*PROBLEM*. From the entries, copy each line that includes "exhausted".

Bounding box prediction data
■ ■ ■ ■ ■
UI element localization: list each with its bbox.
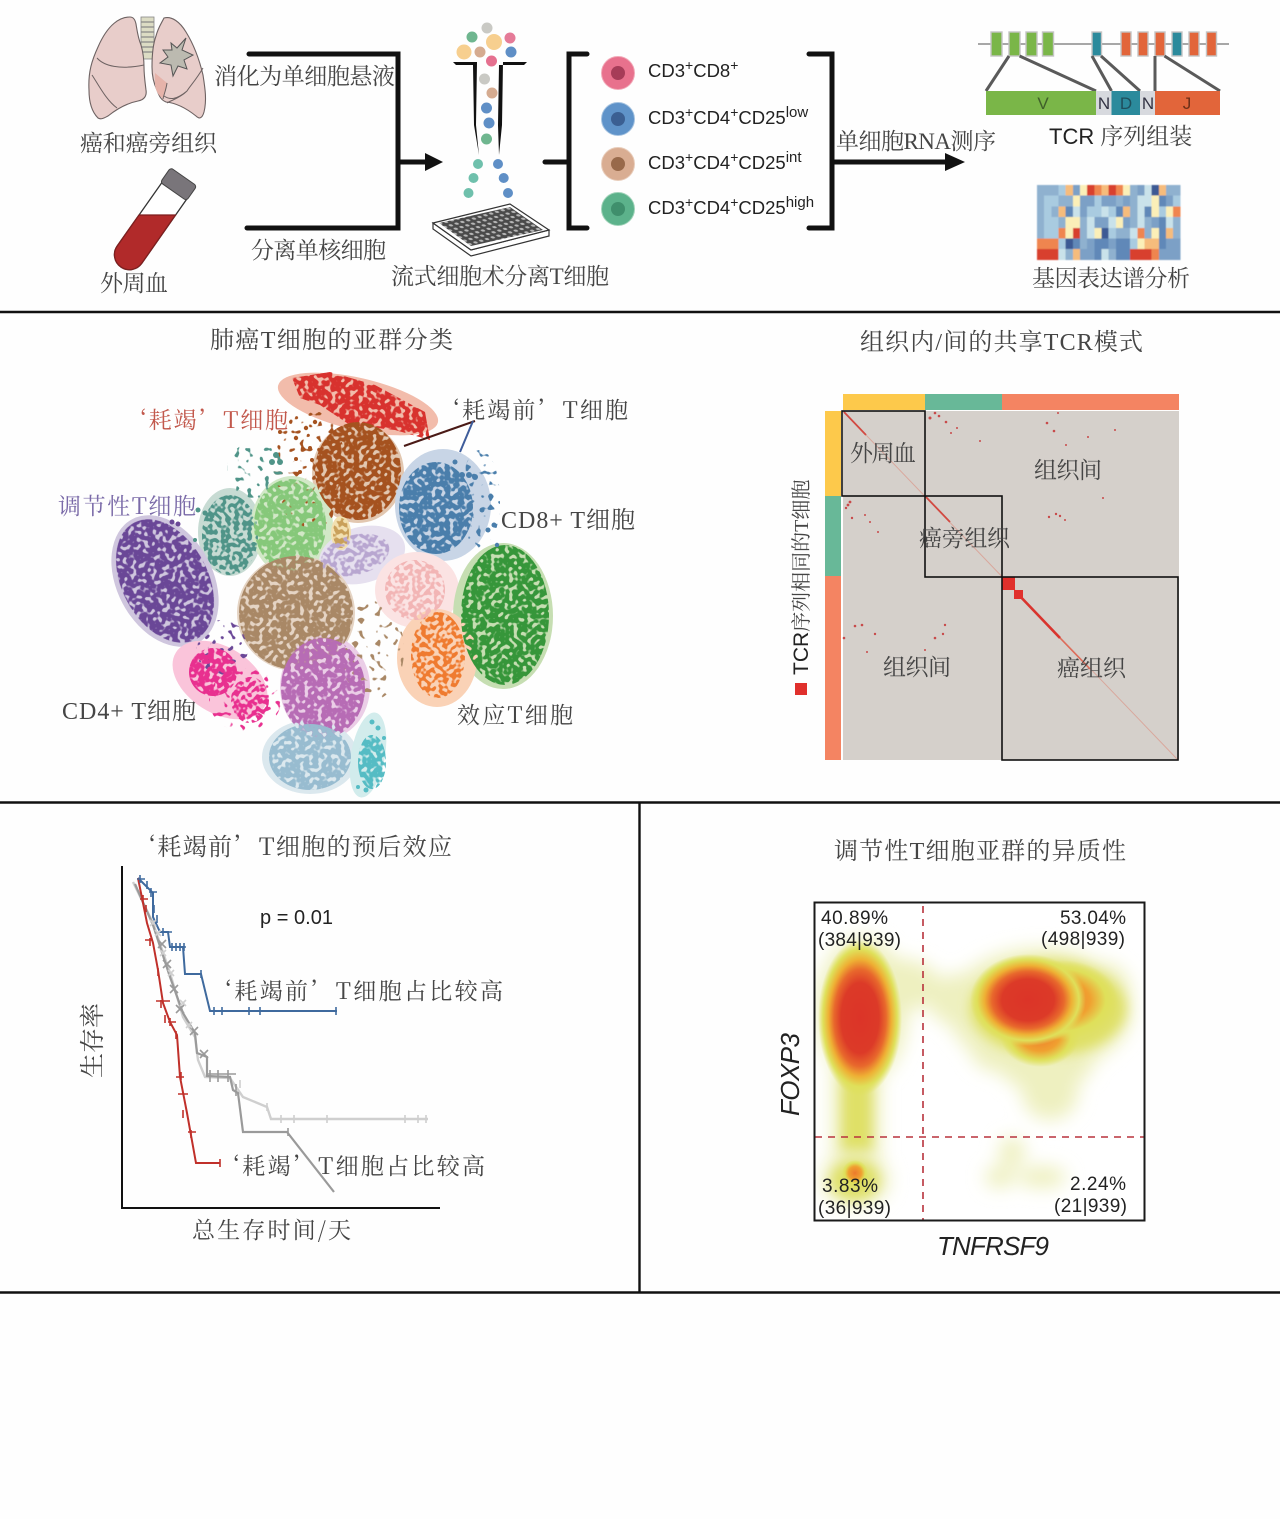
axis label: TNFRSF9: TNFRSF9 bbox=[937, 1231, 1049, 1261]
sparse stray clouds bbox=[196, 410, 500, 732]
icon: well plate bbox=[433, 204, 549, 256]
label: CD3+CD4+CD25low: CD25 bbox=[738, 107, 786, 128]
label: lower left: (36|939) bbox=[818, 1198, 891, 1219]
gates bbox=[815, 906, 1144, 1220]
diagram: TCR locus bbox=[978, 32, 1229, 115]
label: CD8: CD8+ T细胞 bbox=[501, 507, 635, 534]
diagram: TCR locus: N bbox=[1098, 94, 1110, 113]
diagram: TCR locus: J bbox=[1183, 94, 1191, 113]
label: CD3+CD4+CD25high: high bbox=[786, 194, 814, 211]
cluster dots bbox=[96, 372, 549, 790]
label: upper left bbox=[818, 908, 901, 951]
block outlines bbox=[842, 411, 1178, 760]
axes bbox=[122, 866, 440, 1208]
label: isolate monocytes: 分离单核细胞 bbox=[251, 238, 386, 263]
label: p value: p = 0.01 bbox=[260, 907, 333, 929]
connector: digestion and isolation bracket bbox=[247, 54, 443, 228]
chart: TCR sharing matrix bbox=[825, 394, 1179, 760]
label: regulatory: 调节性T细胞 bbox=[58, 488, 196, 521]
label: lower left bbox=[818, 1176, 891, 1219]
cell: CD3+CD8+ bbox=[602, 56, 634, 90]
label: pre-exhausted: ‘耗竭前’T细胞 bbox=[437, 392, 628, 425]
label: tumour block: 癌组织 bbox=[1057, 656, 1127, 681]
label: tumour tissue: 癌和癌旁组织 bbox=[80, 131, 218, 156]
diagram: TCR locus: N bbox=[1142, 94, 1154, 113]
shared clones bbox=[843, 412, 1116, 653]
axis label: FOXP3: FOXP3 bbox=[775, 1032, 805, 1116]
top category bar bbox=[843, 394, 1179, 410]
chart: t-SNE clusters bbox=[90, 360, 553, 800]
label: CD3+CD4+CD25high: CD3 bbox=[648, 197, 685, 218]
label: lower right: 2.24% bbox=[1070, 1174, 1126, 1195]
label: TCR assembly: TCR 序列组装 bbox=[1049, 124, 1192, 149]
stray cells bbox=[164, 420, 499, 792]
label: upper right bbox=[1041, 908, 1126, 950]
bracket: sorted populations bbox=[545, 54, 587, 228]
label: inter-tissue upper: 组织间 bbox=[1034, 458, 1102, 483]
icon: blood tube bbox=[114, 168, 197, 270]
label: CD3+CD4+CD25high: CD4 bbox=[693, 197, 730, 218]
label: CD4: CD4+ T细胞 bbox=[62, 698, 196, 725]
label: CD3+CD4+CD25int: CD4 bbox=[693, 152, 730, 173]
density field bbox=[816, 936, 1132, 1207]
label: CD3+CD4+CD25int: CD3 bbox=[648, 152, 685, 173]
heading: shared TCR pattern: 组织内/间的共享TCR模式 bbox=[860, 329, 1143, 356]
axis label: overall survival time: 总生存时间/天 bbox=[192, 1212, 351, 1245]
label: CD3+CD4+CD25high: CD25 bbox=[738, 197, 786, 218]
matrix diagonal bbox=[843, 411, 1178, 760]
curve: mid grey bbox=[135, 884, 334, 1192]
label: digestion: 消化为单细胞悬液 bbox=[214, 64, 395, 89]
label: lower right: (21|939) bbox=[1054, 1196, 1127, 1217]
cell: CD25 int bbox=[602, 148, 634, 180]
diagram: TCR locus: D bbox=[1120, 94, 1132, 113]
section dividers bbox=[0, 312, 1280, 1292]
label: CD3+CD4+CD25int: int bbox=[786, 149, 802, 166]
label: upper left: 40.89% bbox=[821, 908, 888, 929]
label: CD3+CD8+: + bbox=[730, 57, 738, 73]
label: high exhausted: ‘耗竭’T细胞占比较高 bbox=[217, 1148, 485, 1181]
label: CD3+CD4+CD25int: + bbox=[730, 149, 738, 165]
label: CD3+CD4+CD25low: CD4 bbox=[693, 107, 730, 128]
label: CD3+CD8+: CD8 bbox=[693, 60, 730, 81]
label: CD3+CD4+CD25low: CD3 bbox=[648, 107, 685, 128]
label: high pre-exhausted: ‘耗竭前’T细胞占比较高 bbox=[209, 973, 503, 1006]
cluster regions bbox=[90, 360, 553, 800]
curve: pre-exhausted bbox=[138, 878, 337, 1011]
label: PBMC block: 外周血 bbox=[850, 441, 916, 466]
label: CD3+CD4+CD25int: + bbox=[685, 149, 693, 165]
label: CD3+CD4+CD25low: + bbox=[730, 104, 738, 120]
label: peripheral blood: 外周血 bbox=[100, 271, 168, 296]
callout: pre-exhausted pointers bbox=[404, 421, 475, 452]
curve: exhausted bbox=[138, 878, 220, 1163]
axis label: survival: 生存率 bbox=[79, 1003, 107, 1078]
label: CD3+CD4+CD25low: low bbox=[786, 104, 808, 121]
label: CD3+CD8+: CD3 bbox=[648, 60, 685, 81]
label: exhausted: ‘耗竭’T细胞 bbox=[124, 402, 288, 435]
diagram: TCR locus: V bbox=[1037, 94, 1049, 113]
icon: flow cytometer nozzle with droplets bbox=[453, 22, 527, 198]
label: lower left: 3.83% bbox=[822, 1176, 878, 1197]
left category bar bbox=[825, 411, 841, 760]
heading: Treg heterogeneity: 调节性T细胞亚群的异质性 bbox=[834, 838, 1126, 865]
curve: light grey bbox=[133, 882, 428, 1119]
legend: identical TCR: TCR序列相同的T细胞 bbox=[790, 480, 813, 675]
label: CD3+CD4+CD25low: + bbox=[685, 104, 693, 120]
label: lower right bbox=[1054, 1174, 1127, 1217]
label: upper left: (384|939) bbox=[818, 930, 901, 951]
label: inter-tissue lower: 组织间 bbox=[883, 655, 951, 680]
label: expression profile: 基因表达谱分析 bbox=[1032, 266, 1190, 291]
chart: FOXP3 vs TNFRSF9 density bbox=[814, 902, 1144, 1220]
cell: CD25 low bbox=[602, 102, 634, 136]
icon: lungs with tumour bbox=[89, 17, 206, 119]
heading: prognostic effect: ‘耗竭前’T细胞的预后效应 bbox=[132, 827, 452, 862]
label: upper right: (498|939) bbox=[1041, 929, 1125, 950]
label: upper right: 53.04% bbox=[1060, 908, 1126, 929]
label: CD3+CD8+: + bbox=[685, 57, 693, 73]
chart: expression heatmap bbox=[1037, 185, 1181, 260]
bracket and arrow: sequencing bbox=[809, 54, 965, 228]
plot frame bbox=[814, 902, 1144, 1220]
label: flow sorting: 流式细胞术分离T细胞 bbox=[391, 264, 609, 289]
label: CD3+CD4+CD25high: + bbox=[685, 194, 693, 210]
label: CD3+CD4+CD25int: CD25 bbox=[738, 152, 786, 173]
censor marks bbox=[137, 875, 426, 1167]
label: scRNA sequencing: 单细胞RNA测序 bbox=[836, 129, 996, 154]
heading: subset clustering: 肺癌T细胞的亚群分类 bbox=[210, 327, 453, 354]
chart: survival curves bbox=[122, 866, 440, 1208]
label: effector: 效应T细胞 bbox=[457, 697, 573, 730]
label: CD3+CD4+CD25high: + bbox=[730, 194, 738, 210]
cell: CD25 high bbox=[602, 192, 634, 226]
label: adjacent block: 癌旁组织 bbox=[919, 526, 1011, 551]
■ ■ ■ ■ ■
*RESPONSE BELOW*.
label: pre-exhausted: ‘耗竭前’T细胞 bbox=[437, 392, 628, 425]
label: high exhausted: ‘耗竭’T细胞占比较高 bbox=[217, 1148, 485, 1181]
label: high pre-exhausted: ‘耗竭前’T细胞占比较高 bbox=[209, 973, 503, 1006]
curve: pre-exhausted bbox=[138, 878, 337, 1011]
callout: pre-exhausted pointers bbox=[404, 421, 475, 452]
curve: exhausted bbox=[138, 878, 220, 1163]
label: exhausted: ‘耗竭’T细胞 bbox=[124, 402, 288, 435]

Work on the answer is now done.